• Task instructions: Repeat every entry word for word, but leave the images out of your copy.

• Data provided:
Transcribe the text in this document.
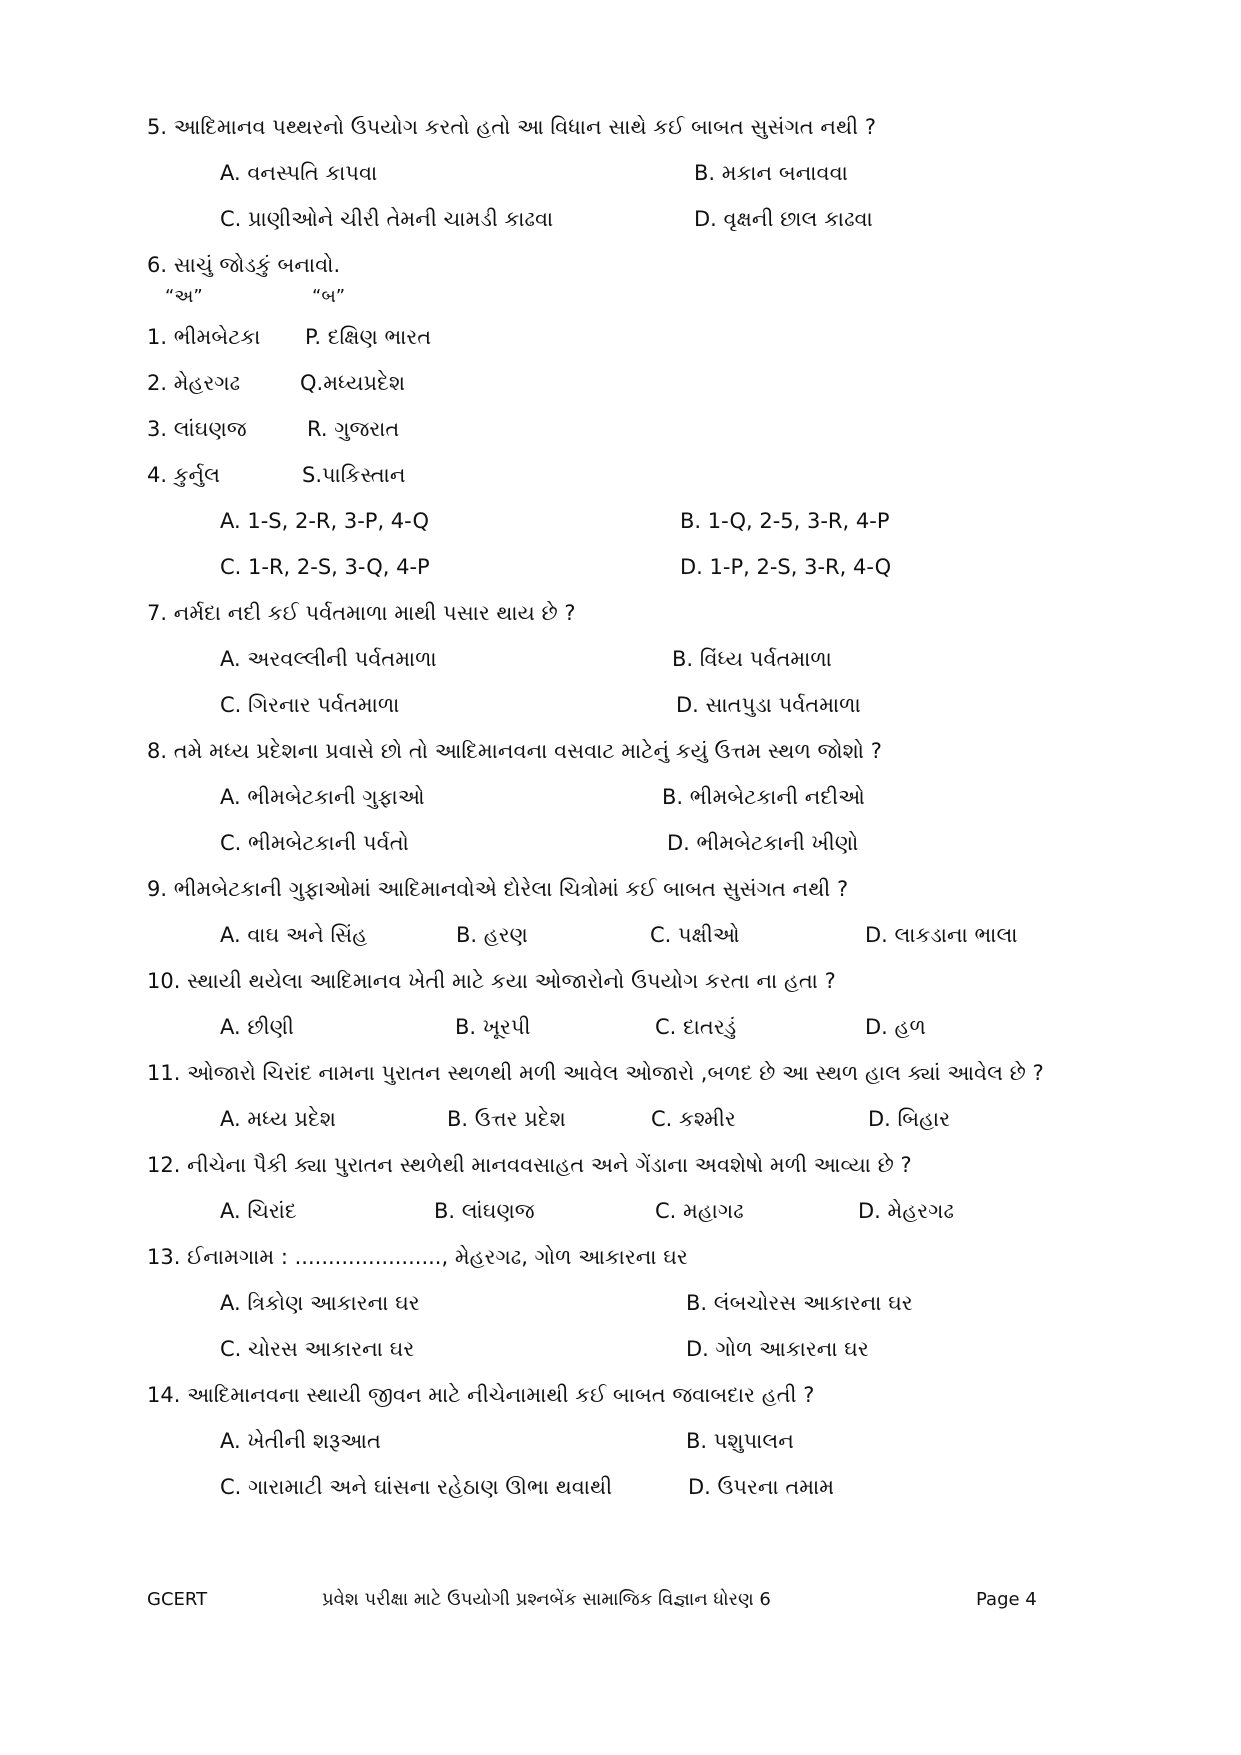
5. આદિમાનવ પથ્થરનો ઉપયોગ કરતો હતો આ વિધાન સાથે કઈ બાબત સુસંગત નથી ?
A. વનસ્પતિ કાપવા	B. મકાન બનાવવા
C. પ્રાણીઓને ચીરી તેમની ચામડી કાઢવા	D. વૃક્ષની છાલ કાઢવા
6. સાચું જોડકું બનાવો.
“અ”	“બ”
1. ભીમબેટકા P. દક્ષિણ ભારત
2. મેહરગઢ	Q.મધ્યપ્રદેશ
3. લાંઘણજ	R. ગુજરાત
4. કુર્નુલ	S.પાકિસ્તાન
A. 1-S, 2-R, 3-P, 4-Q	B. 1-Q, 2-5, 3-R, 4-P
C. 1-R, 2-S, 3-Q, 4-P	D. 1-P, 2-S, 3-R, 4-Q
7. નર્મદા નદી કઈ પર્વતમાળા માથી પસાર થાય છે ?
A. અરવલ્લીની પર્વતમાળા	B. વિંધ્ય પર્વતમાળા
C. ગિરનાર પર્વતમાળા	D. સાતપુડા પર્વતમાળા
8. તમે મધ્ય પ્રદેશના પ્રવાસે છો તો આદિમાનવના વસવાટ માટેનું કયું ઉત્તમ સ્થળ જોશો ?
A. ભીમબેટકાની ગુફાઓ	B. ભીમબેટકાની નદીઓ
C. ભીમબેટકાની પર્વતો	D. ભીમબેટકાની ખીણો
9. ભીમબેટકાની ગુફાઓમાં આદિમાનવોએ દોરેલા ચિત્રોમાં કઈ બાબત સુસંગત નથી ?
A. વાઘ અને સિંહ	B. હરણ	C. પક્ષીઓ	D. લાકડાના ભાલા
10. સ્થાયી થયેલા આદિમાનવ ખેતી માટે કયા ઓજારોનો ઉપયોગ કરતા ના હતા ?
A. છીણી	B. ખૂરપી	C. દાતરડું	D. હળ
11. ઓજારો ચિરાંદ નામના પુરાતન સ્થળથી મળી આવેલ ઓજારો ,બળદ છે આ સ્થળ હાલ ક્યાં આવેલ છે ?
A. મધ્ય પ્રદેશ	B. ઉત્તર પ્રદેશ	C. કશ્મીર	D. બિહાર
12. નીચેના પૈકી ક્યા પુરાતન સ્થળેથી માનવવસાહત અને ગેંડાના અવશેષો મળી આવ્યા છે ?
A. ચિરાંદ	B. લાંઘણજ	C. મહાગઢ	D. મેહરગઢ
13. ઈનામગામ : ......................, મેહરગઢ, ગોળ આકારના ઘર
A. ત્રિકોણ આકારના ઘર	B. લંબચોરસ આકારના ઘર
C. ચોરસ આકારના ઘર	D. ગોળ આકારના ઘર
14. આદિમાનવના સ્થાયી જીવન માટે નીચેનામાથી કઈ બાબત જવાબદાર હતી ?
A. ખેતીની શરૂઆત	B. પશુપાલન
C. ગારામાટી અને ઘાંસના રહેઠાણ ઊભા થવાથી	D. ઉપરના તમામ
GCERT	પ્રવેશ પરીક્ષા માટે ઉપયોગી પ્રશ્નબેંક સામાજિક વિજ્ઞાન ધોરણ 6	Page 4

• Solution for this problem:
Transcribe the text in this document.
5. આદિમાનવ પથ્થરનો ઉપયોગ કરતો હતો આ વિધાન સાથે કઈ બાબત સુસંગત નથી ?
A. વનસ્પતિ કાપવા	B. મકાન બનાવવા
C. પ્રાણીઓને ચીરી તેમની ચામડી કાઢવા	D. વૃક્ષની છાલ કાઢવા
6. સાચું જોડકું બનાવો.
“અ”	“બ”
1. ભીમબેટકા P. દક્ષિણ ભારત
2. મેહરગઢ	Q.મધ્યપ્રદેશ
3. લાંઘણજ	R. ગુજરાત
4. કુર્નુલ	S.પાકિસ્તાન
A. 1-S, 2-R, 3-P, 4-Q	B. 1-Q, 2-5, 3-R, 4-P
C. 1-R, 2-S, 3-Q, 4-P	D. 1-P, 2-S, 3-R, 4-Q
7. નર્મદા નદી કઈ પર્વતમાળા માથી પસાર થાય છે ?
A. અરવલ્લીની પર્વતમાળા	B. વિંધ્ય પર્વતમાળા
C. ગિરનાર પર્વતમાળા	D. સાતપુડા પર્વતમાળા
8. તમે મધ્ય પ્રદેશના પ્રવાસે છો તો આદિમાનવના વસવાટ માટેનું કયું ઉત્તમ સ્થળ જોશો ?
A. ભીમબેટકાની ગુફાઓ	B. ભીમબેટકાની નદીઓ
C. ભીમબેટકાની પર્વતો	D. ભીમબેટકાની ખીણો
9. ભીમબેટકાની ગુફાઓમાં આદિમાનવોએ દોરેલા ચિત્રોમાં કઈ બાબત સુસંગત નથી ?
A. વાઘ અને સિંહ	B. હરણ	C. પક્ષીઓ	D. લાકડાના ભાલા
10. સ્થાયી થયેલા આદિમાનવ ખેતી માટે કયા ઓજારોનો ઉપયોગ કરતા ના હતા ?
A. છીણી	B. ખૂરપી	C. દાતરડું	D. હળ
11. ઓજારો ચિરાંદ નામના પુરાતન સ્થળથી મળી આવેલ ઓજારો ,બળદ છે આ સ્થળ હાલ ક્યાં આવેલ છે ?
A. મધ્ય પ્રદેશ	B. ઉત્તર પ્રદેશ	C. કશ્મીર	D. બિહાર
12. નીચેના પૈકી ક્યા પુરાતન સ્થળેથી માનવવસાહત અને ગેંડાના અવશેષો મળી આવ્યા છે ?
A. ચિરાંદ	B. લાંઘણજ	C. મહાગઢ	D. મેહરગઢ
13. ઈનામગામ : ......................, મેહરગઢ, ગોળ આકારના ઘર
A. ત્રિકોણ આકારના ઘર	B. લંબચોરસ આકારના ઘર
C. ચોરસ આકારના ઘર	D. ગોળ આકારના ઘર
14. આદિમાનવના સ્થાયી જીવન માટે નીચેનામાથી કઈ બાબત જવાબદાર હતી ?
A. ખેતીની શરૂઆત	B. પશુપાલન
C. ગારામાટી અને ઘાંસના રહેઠાણ ઊભા થવાથી	D. ઉપરના તમામ
GCERT	પ્રવેશ પરીક્ષા માટે ઉપયોગી પ્રશ્નબેંક સામાજિક વિજ્ઞાન ધોરણ 6	Page 4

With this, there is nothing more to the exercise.